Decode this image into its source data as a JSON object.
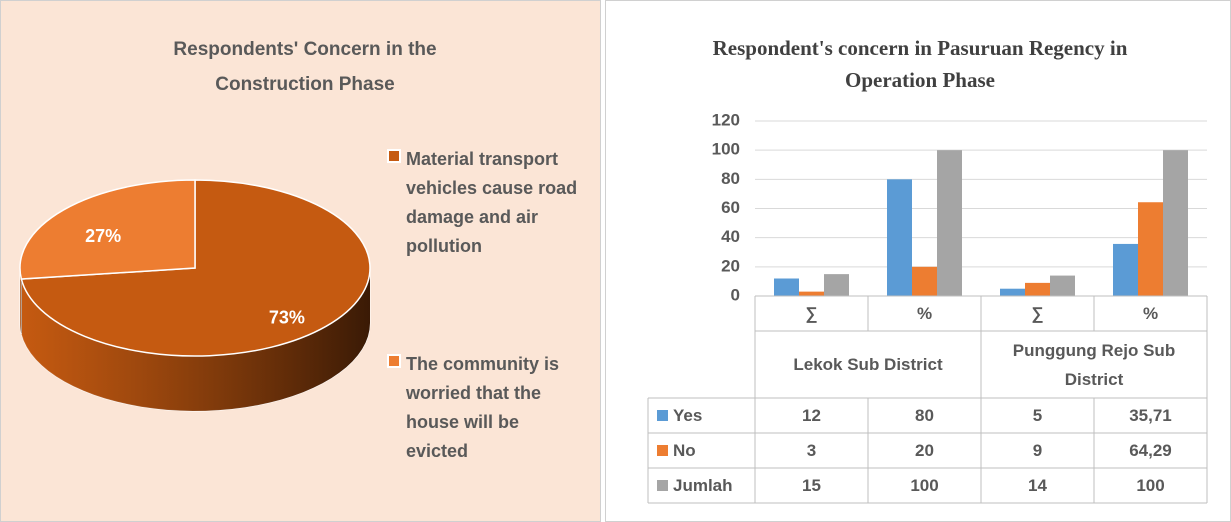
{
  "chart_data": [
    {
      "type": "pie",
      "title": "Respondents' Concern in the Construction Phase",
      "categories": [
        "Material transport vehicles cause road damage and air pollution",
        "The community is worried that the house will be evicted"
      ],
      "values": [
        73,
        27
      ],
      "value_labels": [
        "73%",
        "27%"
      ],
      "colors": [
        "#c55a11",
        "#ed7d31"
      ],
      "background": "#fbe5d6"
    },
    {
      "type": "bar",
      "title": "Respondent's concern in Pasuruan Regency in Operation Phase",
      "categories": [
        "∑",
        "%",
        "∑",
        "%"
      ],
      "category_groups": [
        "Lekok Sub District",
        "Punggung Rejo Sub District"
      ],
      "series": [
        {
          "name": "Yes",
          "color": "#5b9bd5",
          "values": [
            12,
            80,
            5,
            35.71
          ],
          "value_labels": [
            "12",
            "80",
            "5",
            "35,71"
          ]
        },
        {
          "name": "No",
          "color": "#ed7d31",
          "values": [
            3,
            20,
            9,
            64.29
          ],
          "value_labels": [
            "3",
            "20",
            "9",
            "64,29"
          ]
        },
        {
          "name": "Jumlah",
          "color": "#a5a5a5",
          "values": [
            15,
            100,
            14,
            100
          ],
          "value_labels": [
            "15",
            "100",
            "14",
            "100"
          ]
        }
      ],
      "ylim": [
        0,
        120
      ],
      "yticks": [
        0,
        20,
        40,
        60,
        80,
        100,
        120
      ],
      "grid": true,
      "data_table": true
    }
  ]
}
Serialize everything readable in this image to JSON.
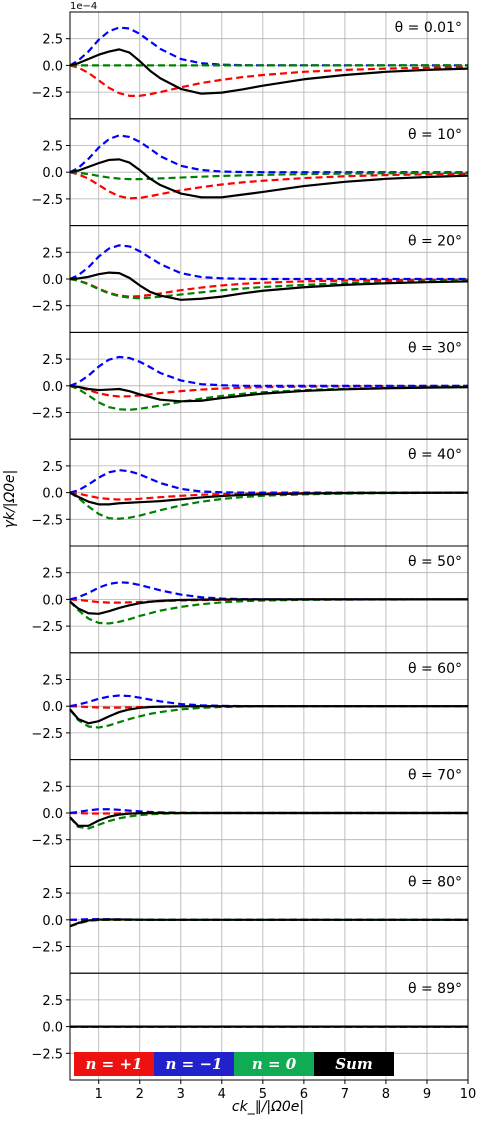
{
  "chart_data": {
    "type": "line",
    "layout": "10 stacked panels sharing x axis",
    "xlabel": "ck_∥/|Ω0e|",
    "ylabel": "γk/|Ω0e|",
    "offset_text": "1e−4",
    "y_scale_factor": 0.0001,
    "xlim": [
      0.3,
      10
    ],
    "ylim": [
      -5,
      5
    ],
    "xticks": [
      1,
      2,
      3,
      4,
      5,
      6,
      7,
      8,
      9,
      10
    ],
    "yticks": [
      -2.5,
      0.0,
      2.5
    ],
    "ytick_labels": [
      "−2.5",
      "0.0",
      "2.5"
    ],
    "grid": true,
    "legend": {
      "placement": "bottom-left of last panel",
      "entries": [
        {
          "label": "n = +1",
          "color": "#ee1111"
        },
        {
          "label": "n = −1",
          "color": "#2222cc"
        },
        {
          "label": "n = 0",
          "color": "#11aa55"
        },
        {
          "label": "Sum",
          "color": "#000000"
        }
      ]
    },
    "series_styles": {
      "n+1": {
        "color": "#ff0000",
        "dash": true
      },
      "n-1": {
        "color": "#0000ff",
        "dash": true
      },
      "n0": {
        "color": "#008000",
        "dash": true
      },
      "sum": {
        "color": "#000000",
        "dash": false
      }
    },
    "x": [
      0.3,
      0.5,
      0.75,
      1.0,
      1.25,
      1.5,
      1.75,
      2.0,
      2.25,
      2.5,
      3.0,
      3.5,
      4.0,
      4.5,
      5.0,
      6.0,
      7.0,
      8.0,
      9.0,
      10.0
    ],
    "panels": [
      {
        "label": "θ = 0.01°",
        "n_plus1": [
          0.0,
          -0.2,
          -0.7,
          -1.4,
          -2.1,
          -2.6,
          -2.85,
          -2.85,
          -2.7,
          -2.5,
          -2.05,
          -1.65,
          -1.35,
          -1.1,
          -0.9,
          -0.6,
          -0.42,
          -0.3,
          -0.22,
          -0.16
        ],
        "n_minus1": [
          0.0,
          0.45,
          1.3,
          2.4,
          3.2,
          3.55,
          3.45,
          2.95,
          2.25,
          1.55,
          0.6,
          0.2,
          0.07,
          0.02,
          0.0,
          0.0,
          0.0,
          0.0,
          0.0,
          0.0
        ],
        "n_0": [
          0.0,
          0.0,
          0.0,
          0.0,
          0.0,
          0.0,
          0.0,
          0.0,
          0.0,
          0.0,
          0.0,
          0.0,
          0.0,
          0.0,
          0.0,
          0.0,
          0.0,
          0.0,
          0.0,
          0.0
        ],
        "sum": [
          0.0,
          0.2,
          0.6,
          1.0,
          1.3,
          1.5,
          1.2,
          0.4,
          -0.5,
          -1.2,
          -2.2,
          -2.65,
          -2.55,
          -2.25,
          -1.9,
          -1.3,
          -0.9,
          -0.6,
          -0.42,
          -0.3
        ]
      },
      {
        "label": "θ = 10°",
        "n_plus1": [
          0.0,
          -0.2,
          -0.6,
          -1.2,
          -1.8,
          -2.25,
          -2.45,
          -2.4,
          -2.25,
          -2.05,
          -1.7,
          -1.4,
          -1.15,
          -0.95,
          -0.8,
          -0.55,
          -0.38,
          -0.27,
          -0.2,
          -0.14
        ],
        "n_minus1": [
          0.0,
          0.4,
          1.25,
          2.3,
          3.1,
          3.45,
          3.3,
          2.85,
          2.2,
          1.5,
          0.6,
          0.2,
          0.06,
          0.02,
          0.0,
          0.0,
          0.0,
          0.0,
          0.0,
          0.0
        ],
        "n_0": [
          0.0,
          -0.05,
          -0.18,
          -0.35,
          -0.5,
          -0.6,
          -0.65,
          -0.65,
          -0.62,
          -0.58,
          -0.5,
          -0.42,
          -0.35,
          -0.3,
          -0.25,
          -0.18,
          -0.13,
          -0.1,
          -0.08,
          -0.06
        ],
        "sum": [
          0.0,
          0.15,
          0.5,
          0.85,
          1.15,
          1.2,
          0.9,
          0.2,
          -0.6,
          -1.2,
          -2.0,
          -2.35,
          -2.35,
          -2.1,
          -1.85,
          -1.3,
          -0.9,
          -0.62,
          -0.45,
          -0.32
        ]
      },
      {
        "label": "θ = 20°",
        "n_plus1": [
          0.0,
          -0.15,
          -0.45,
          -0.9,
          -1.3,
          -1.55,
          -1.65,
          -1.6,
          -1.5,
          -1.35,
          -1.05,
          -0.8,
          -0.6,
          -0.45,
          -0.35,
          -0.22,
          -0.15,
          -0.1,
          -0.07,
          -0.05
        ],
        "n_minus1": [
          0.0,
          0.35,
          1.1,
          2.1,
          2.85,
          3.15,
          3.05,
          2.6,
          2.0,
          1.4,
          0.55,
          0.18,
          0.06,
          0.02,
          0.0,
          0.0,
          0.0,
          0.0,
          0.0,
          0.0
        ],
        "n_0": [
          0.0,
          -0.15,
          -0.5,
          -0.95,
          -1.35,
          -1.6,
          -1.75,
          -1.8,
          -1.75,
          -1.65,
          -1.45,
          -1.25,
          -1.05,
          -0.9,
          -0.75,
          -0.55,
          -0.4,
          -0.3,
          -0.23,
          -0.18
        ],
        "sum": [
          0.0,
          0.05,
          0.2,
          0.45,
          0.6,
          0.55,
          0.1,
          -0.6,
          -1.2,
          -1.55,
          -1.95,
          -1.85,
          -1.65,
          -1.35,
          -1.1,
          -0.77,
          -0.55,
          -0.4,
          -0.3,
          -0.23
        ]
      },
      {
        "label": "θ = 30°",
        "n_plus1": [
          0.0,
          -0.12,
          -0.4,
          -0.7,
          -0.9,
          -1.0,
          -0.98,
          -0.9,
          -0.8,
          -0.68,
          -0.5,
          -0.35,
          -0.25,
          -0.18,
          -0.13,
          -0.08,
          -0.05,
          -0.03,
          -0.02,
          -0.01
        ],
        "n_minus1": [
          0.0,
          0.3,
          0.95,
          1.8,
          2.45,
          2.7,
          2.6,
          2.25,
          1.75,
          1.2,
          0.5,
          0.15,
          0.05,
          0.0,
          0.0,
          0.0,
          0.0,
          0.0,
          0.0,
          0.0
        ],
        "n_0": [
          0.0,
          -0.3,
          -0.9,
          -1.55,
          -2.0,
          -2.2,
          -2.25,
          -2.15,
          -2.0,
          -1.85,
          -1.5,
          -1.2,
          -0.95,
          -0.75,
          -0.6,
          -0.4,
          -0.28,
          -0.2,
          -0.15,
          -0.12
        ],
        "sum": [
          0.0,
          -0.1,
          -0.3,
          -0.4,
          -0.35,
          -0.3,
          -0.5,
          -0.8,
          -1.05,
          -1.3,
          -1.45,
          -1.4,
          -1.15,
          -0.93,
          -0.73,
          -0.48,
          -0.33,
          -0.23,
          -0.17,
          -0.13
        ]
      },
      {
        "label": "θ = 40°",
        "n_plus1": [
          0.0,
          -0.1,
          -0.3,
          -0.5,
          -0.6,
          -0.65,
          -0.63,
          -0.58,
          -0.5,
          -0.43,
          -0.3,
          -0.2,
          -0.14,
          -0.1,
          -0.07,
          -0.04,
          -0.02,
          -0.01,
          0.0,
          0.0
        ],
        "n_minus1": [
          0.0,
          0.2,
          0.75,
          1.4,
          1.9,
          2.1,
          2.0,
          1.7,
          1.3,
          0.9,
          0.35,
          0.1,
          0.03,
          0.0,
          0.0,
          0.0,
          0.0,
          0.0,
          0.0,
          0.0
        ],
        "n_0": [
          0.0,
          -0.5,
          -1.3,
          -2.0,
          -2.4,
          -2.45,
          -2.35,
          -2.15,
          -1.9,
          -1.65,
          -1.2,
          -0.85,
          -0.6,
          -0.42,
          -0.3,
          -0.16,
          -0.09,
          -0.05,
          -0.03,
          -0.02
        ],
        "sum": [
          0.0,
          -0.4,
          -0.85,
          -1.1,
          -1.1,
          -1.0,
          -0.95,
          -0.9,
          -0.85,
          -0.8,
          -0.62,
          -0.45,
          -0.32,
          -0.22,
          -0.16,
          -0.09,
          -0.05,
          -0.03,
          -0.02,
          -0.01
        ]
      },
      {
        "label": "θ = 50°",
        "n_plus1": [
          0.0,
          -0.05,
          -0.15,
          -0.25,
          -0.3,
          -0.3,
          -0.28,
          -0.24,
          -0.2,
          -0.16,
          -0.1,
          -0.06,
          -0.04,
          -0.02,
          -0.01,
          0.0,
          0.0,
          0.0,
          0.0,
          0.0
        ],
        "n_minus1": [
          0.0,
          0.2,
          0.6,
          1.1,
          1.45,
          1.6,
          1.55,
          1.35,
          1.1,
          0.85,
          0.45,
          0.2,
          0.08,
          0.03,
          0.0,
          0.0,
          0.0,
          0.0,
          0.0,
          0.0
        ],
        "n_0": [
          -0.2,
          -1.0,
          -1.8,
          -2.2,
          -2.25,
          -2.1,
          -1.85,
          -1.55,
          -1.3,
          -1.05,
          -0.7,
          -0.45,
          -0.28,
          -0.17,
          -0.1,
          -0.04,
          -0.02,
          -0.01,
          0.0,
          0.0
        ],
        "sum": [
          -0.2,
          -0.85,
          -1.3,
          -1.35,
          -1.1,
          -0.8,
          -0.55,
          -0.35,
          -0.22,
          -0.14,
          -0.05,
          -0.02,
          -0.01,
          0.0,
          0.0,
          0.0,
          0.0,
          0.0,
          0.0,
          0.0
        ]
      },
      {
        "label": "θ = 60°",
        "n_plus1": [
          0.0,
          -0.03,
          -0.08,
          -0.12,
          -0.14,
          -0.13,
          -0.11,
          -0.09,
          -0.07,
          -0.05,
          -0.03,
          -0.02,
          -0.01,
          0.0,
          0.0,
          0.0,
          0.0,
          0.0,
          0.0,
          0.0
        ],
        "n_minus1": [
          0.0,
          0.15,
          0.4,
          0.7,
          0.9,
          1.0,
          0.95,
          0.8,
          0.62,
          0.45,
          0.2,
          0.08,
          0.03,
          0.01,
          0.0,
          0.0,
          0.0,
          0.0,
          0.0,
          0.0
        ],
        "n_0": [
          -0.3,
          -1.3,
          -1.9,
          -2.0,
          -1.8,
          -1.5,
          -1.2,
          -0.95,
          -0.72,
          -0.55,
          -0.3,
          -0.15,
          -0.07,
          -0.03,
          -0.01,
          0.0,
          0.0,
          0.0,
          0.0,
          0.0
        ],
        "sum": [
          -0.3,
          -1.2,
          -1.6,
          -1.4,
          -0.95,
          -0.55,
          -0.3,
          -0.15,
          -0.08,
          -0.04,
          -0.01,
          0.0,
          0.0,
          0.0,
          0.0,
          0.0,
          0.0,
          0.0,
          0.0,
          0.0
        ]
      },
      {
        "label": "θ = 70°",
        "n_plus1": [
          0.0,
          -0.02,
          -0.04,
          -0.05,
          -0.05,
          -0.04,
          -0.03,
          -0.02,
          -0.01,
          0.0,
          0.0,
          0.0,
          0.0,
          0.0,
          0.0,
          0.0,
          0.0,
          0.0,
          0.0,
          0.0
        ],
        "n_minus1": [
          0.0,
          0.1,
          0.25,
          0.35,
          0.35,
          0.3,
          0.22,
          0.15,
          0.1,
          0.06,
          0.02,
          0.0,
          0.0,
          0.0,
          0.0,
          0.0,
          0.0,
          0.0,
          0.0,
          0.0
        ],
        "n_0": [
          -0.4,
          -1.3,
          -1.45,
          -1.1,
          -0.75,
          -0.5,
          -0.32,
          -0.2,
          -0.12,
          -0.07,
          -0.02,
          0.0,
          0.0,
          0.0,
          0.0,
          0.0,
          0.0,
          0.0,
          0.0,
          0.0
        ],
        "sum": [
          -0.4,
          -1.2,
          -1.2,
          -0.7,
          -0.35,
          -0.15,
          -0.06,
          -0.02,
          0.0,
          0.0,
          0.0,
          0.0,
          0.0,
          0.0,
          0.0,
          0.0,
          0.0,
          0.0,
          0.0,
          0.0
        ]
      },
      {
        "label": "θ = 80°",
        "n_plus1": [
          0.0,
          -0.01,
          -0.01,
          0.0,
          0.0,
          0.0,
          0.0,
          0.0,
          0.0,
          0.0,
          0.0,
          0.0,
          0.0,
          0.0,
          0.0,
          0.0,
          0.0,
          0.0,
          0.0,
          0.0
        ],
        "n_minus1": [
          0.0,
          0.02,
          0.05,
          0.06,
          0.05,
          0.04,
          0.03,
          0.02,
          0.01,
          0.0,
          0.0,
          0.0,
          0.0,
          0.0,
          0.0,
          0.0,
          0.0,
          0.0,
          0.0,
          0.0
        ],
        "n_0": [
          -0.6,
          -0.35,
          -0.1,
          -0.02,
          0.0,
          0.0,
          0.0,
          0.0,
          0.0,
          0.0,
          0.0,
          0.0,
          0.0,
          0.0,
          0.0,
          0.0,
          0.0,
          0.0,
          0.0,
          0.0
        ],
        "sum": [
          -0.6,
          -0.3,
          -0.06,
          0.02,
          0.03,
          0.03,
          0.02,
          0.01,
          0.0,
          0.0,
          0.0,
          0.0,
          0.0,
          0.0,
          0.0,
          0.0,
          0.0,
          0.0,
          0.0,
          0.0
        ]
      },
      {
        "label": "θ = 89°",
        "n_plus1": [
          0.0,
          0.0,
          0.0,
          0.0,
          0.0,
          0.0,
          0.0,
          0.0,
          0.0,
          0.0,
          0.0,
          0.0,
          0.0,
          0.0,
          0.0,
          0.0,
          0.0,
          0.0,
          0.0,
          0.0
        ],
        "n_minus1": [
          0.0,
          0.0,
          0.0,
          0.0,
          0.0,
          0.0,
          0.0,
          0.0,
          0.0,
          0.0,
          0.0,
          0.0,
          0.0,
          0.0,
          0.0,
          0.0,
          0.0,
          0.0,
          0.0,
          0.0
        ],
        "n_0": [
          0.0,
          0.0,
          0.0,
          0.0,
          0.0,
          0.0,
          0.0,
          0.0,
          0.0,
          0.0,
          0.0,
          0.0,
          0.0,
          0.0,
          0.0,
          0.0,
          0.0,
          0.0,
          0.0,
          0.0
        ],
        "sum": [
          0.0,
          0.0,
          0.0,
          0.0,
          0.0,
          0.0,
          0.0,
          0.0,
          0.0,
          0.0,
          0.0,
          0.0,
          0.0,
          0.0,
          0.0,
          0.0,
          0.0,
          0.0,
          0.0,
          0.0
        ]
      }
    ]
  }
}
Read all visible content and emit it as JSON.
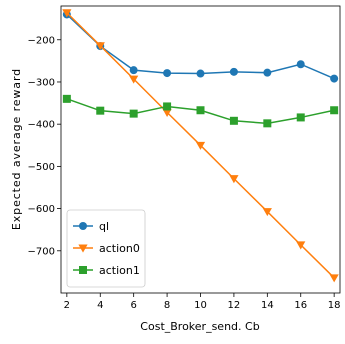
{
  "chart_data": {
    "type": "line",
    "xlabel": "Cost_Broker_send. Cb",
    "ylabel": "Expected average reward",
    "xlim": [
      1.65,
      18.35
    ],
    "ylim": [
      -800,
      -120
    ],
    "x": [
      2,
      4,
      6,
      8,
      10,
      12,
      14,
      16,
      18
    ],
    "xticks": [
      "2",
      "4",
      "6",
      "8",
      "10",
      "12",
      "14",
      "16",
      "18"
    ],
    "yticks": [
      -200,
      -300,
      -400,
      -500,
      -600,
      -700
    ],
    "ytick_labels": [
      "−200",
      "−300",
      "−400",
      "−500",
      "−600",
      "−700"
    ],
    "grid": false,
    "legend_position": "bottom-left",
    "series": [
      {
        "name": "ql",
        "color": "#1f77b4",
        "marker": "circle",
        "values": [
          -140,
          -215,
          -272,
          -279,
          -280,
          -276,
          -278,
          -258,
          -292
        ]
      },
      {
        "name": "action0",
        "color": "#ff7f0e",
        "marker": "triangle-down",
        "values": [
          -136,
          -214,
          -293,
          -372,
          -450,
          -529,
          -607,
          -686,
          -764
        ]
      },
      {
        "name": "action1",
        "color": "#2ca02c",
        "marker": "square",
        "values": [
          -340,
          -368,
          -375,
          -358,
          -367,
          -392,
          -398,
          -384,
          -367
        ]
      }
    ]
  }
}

▬▬▬▬▬▬▬▬▬▬

THE TASK:
Scan the listing above and copy all lines containing the word "bottom".

COMPLETE ANSWER:
      "placement": "bottom-left of last panel",
    "legend_position": "bottom-left",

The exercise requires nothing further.